= EXTRAIT CHOISI =

####

Une autre anecdote nous le montre, en vrai musicien, sachant tirer parti des bruits qui l’entourent et découvrir sous les rythmes de la nature la mélodie dont ils sont l’ossature:
On sait qu’un jour il alla à cheval; le pas de son cheval lui donna l’idée d’un air de violon[253].
Jamais il ne cessait d’épier la nature:
Lully a une chose naturelle à copier, il la copie d’après nature; il fait de la nature même le fond de sa symphonie, il se contente d’approprier la nature à la musique.
Et, faisant allusion à une scène célèbre d’Isis, Lecerf assure qu’il lui est arrivé à lui-même, l’hiver, à la campagne, de remarquer l’exactitude de la description musicale:
Quand le vent siffle et s’entonne dans les portes d’une grande maison, il fait un bruit qui approche de la symphonie de la plainte de Pan.

####

= CONSIGNE ÉCRITE 1 =
Traduisez en anglais cette phrase de l'extrait sur Lully : « Quand le vent siffle et s'entonne dans les portes d'une grande maison, il fait un bruit qui approche de la symphonie de la plainte de Pan. »
= CONSIGNE ÉCRITE 2 =
Poursuivez le texte sur Lully et les bruits de la nature après sa dernière phrase.

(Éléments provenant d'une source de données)
####

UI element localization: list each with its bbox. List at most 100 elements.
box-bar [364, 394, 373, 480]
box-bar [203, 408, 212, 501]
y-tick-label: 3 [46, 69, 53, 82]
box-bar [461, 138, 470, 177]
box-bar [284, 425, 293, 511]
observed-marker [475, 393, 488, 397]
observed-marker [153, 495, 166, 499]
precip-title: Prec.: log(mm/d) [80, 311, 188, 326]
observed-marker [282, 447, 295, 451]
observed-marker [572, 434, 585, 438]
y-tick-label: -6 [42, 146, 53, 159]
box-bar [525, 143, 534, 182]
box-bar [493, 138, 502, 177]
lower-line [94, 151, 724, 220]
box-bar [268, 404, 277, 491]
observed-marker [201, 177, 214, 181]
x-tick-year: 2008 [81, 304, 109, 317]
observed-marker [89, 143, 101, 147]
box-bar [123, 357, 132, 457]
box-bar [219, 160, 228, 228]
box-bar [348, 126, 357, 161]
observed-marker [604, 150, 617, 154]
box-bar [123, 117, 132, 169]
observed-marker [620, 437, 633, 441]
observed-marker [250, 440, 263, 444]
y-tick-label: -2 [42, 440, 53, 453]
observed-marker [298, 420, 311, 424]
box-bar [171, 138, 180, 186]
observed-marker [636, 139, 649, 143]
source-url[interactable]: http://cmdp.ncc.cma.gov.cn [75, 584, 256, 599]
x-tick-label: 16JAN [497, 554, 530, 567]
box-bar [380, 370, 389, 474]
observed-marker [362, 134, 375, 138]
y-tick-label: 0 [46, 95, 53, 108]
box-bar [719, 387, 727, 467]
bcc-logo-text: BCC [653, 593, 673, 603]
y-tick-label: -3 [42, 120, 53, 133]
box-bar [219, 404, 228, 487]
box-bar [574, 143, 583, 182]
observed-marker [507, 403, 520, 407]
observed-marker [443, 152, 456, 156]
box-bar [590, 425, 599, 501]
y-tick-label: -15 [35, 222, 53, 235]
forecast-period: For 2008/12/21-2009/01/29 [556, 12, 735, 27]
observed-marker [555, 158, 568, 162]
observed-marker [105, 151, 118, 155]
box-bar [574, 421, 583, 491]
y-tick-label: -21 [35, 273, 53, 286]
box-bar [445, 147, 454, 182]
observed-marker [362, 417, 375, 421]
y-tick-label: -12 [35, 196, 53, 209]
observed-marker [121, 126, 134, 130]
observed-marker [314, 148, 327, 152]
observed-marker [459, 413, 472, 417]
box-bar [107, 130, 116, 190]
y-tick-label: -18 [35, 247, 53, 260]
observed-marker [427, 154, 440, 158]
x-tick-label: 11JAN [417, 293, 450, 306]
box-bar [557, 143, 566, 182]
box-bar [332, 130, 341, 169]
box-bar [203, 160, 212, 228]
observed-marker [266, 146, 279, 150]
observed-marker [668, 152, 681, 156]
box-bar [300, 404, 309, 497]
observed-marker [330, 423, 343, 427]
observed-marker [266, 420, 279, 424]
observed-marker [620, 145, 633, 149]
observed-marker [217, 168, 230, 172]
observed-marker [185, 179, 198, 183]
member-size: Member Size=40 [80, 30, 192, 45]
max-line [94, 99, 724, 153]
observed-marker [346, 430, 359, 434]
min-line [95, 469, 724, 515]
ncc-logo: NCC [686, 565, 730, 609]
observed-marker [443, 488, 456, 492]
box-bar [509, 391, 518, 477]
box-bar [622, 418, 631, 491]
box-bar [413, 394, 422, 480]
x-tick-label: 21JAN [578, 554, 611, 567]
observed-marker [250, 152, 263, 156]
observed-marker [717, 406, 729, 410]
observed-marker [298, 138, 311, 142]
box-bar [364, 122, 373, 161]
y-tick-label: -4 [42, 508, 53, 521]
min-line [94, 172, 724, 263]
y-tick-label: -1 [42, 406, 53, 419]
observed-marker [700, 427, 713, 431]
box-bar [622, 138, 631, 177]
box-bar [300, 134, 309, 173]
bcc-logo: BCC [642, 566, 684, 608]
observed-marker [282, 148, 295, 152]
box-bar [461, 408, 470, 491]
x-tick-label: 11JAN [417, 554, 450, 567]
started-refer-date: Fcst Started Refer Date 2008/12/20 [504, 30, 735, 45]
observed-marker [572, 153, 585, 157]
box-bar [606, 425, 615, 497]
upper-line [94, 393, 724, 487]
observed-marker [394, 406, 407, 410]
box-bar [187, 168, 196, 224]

####

= RÉSULTAT ATTENDU 1 =
When the wind whistles and funnels through the doors of a large house, it makes a sound that comes close to the symphony of Pan's lament.

= RÉSULTAT ATTENDU 2 =
Imitation de la parole déclamée, imitation des rythmes de la voix et des choses, imitation de la nature,—tel était le principe tout réaliste de composition, et l’instrument de travail de Lully. Nous en verrons tout à l’heure l’emploi.
Si Quinault n’écrivait pas une œuvré sans s’entourer de tous les conseils possibles, il n’en était pas de même de Lully. Il n’allait pas consulter l’Académie; il n’allait pas consulter sa maîtresse[254]:
Il ne tirait nul secours des lumières ou des conseils de personne. Il avait même une brusquerie dangereuse, qui ne lui laissait pas la patience d’écouter ce qu’on aurait eu à lui remontrer. Il avouait que si on lui avait dit que sa musique ne valait rien, il aurait tué celui qui lui aurait fait un pareil compliment[255].—Défaut qui aurait pu le faire soupçonner de vaine gloire et de présomption, si l’on n’avait su d’ailleurs qu’il n’en avait aucune. Il y dut de s’égarer en plusieurs endroits de ses œuvres.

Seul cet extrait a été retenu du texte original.